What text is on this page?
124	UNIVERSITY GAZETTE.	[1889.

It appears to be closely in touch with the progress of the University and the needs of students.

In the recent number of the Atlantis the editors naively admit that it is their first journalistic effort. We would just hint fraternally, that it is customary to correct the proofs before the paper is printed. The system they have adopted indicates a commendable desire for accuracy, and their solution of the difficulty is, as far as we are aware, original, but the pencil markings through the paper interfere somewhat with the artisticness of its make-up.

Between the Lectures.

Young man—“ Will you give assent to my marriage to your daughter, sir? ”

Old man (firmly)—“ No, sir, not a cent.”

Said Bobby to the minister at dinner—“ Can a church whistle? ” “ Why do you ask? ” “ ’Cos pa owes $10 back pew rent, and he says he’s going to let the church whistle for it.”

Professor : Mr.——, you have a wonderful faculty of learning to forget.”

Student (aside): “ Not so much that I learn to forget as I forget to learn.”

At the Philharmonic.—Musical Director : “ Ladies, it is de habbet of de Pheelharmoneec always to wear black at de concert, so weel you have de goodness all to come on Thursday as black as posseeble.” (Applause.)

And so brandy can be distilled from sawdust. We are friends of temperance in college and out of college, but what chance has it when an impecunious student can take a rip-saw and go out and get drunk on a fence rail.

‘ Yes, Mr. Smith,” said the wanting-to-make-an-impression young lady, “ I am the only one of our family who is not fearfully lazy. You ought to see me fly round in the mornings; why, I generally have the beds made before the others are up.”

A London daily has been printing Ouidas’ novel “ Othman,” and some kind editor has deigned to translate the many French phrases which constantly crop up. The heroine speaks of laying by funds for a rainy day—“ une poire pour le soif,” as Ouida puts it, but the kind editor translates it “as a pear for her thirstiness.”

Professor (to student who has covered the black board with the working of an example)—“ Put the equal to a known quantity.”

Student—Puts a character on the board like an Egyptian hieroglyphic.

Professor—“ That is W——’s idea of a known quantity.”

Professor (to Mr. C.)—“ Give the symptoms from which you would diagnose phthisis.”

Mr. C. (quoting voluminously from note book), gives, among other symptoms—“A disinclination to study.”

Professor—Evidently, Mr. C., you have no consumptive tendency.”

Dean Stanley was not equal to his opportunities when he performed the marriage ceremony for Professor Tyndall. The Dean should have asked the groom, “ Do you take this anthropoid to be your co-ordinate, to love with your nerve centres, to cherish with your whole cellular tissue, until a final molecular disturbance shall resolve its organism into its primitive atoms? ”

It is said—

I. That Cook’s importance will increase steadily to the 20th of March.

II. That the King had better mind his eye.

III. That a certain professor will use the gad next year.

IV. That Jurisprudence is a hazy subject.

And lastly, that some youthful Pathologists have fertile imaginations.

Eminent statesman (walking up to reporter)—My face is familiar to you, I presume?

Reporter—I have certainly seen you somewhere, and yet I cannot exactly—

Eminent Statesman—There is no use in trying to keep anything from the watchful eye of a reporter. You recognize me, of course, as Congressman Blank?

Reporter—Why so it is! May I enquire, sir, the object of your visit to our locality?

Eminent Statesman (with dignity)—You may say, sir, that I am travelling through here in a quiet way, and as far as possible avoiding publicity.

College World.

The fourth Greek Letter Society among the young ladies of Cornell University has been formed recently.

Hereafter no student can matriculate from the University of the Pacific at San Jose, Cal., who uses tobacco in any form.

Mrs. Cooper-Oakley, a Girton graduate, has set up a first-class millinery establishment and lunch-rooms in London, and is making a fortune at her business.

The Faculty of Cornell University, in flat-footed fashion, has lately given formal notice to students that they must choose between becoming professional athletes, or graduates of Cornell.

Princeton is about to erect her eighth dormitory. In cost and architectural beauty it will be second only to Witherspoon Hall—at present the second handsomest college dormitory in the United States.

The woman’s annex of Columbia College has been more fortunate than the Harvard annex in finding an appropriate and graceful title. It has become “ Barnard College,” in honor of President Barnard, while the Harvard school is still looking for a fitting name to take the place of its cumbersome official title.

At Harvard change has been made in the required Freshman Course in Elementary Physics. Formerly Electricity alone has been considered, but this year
++++++++
> [Given problem]:
Repeat the whole listing exactly, keeping every line intact.

> [Written reply]:
What text is on this page?
124	UNIVERSITY GAZETTE.	[1889.

It appears to be closely in touch with the progress of the University and the needs of students.

In the recent number of the Atlantis the editors naively admit that it is their first journalistic effort. We would just hint fraternally, that it is customary to correct the proofs before the paper is printed. The system they have adopted indicates a commendable desire for accuracy, and their solution of the difficulty is, as far as we are aware, original, but the pencil markings through the paper interfere somewhat with the artisticness of its make-up.

Between the Lectures.

Young man—“ Will you give assent to my marriage to your daughter, sir? ”

Old man (firmly)—“ No, sir, not a cent.”

Said Bobby to the minister at dinner—“ Can a church whistle? ” “ Why do you ask? ” “ ’Cos pa owes $10 back pew rent, and he says he’s going to let the church whistle for it.”

Professor : Mr.——, you have a wonderful faculty of learning to forget.”

Student (aside): “ Not so much that I learn to forget as I forget to learn.”

At the Philharmonic.—Musical Director : “ Ladies, it is de habbet of de Pheelharmoneec always to wear black at de concert, so weel you have de goodness all to come on Thursday as black as posseeble.” (Applause.)

And so brandy can be distilled from sawdust. We are friends of temperance in college and out of college, but what chance has it when an impecunious student can take a rip-saw and go out and get drunk on a fence rail.

‘ Yes, Mr. Smith,” said the wanting-to-make-an-impression young lady, “ I am the only one of our family who is not fearfully lazy. You ought to see me fly round in the mornings; why, I generally have the beds made before the others are up.”

A London daily has been printing Ouidas’ novel “ Othman,” and some kind editor has deigned to translate the many French phrases which constantly crop up. The heroine speaks of laying by funds for a rainy day—“ une poire pour le soif,” as Ouida puts it, but the kind editor translates it “as a pear for her thirstiness.”

Professor (to student who has covered the black board with the working of an example)—“ Put the equal to a known quantity.”

Student—Puts a character on the board like an Egyptian hieroglyphic.

Professor—“ That is W——’s idea of a known quantity.”

Professor (to Mr. C.)—“ Give the symptoms from which you would diagnose phthisis.”

Mr. C. (quoting voluminously from note book), gives, among other symptoms—“A disinclination to study.”

Professor—Evidently, Mr. C., you have no consumptive tendency.”

Dean Stanley was not equal to his opportunities when he performed the marriage ceremony for Professor Tyndall. The Dean should have asked the groom, “ Do you take this anthropoid to be your co-ordinate, to love with your nerve centres, to cherish with your whole cellular tissue, until a final molecular disturbance shall resolve its organism into its primitive atoms? ”

It is said—

I. That Cook’s importance will increase steadily to the 20th of March.

II. That the King had better mind his eye.

III. That a certain professor will use the gad next year.

IV. That Jurisprudence is a hazy subject.

And lastly, that some youthful Pathologists have fertile imaginations.

Eminent statesman (walking up to reporter)—My face is familiar to you, I presume?

Reporter—I have certainly seen you somewhere, and yet I cannot exactly—

Eminent Statesman—There is no use in trying to keep anything from the watchful eye of a reporter. You recognize me, of course, as Congressman Blank?

Reporter—Why so it is! May I enquire, sir, the object of your visit to our locality?

Eminent Statesman (with dignity)—You may say, sir, that I am travelling through here in a quiet way, and as far as possible avoiding publicity.

College World.

The fourth Greek Letter Society among the young ladies of Cornell University has been formed recently.

Hereafter no student can matriculate from the University of the Pacific at San Jose, Cal., who uses tobacco in any form.

Mrs. Cooper-Oakley, a Girton graduate, has set up a first-class millinery establishment and lunch-rooms in London, and is making a fortune at her business.

The Faculty of Cornell University, in flat-footed fashion, has lately given formal notice to students that they must choose between becoming professional athletes, or graduates of Cornell.

Princeton is about to erect her eighth dormitory. In cost and architectural beauty it will be second only to Witherspoon Hall—at present the second handsomest college dormitory in the United States.

The woman’s annex of Columbia College has been more fortunate than the Harvard annex in finding an appropriate and graceful title. It has become “ Barnard College,” in honor of President Barnard, while the Harvard school is still looking for a fitting name to take the place of its cumbersome official title.

At Harvard change has been made in the required Freshman Course in Elementary Physics. Formerly Electricity alone has been considered, but this year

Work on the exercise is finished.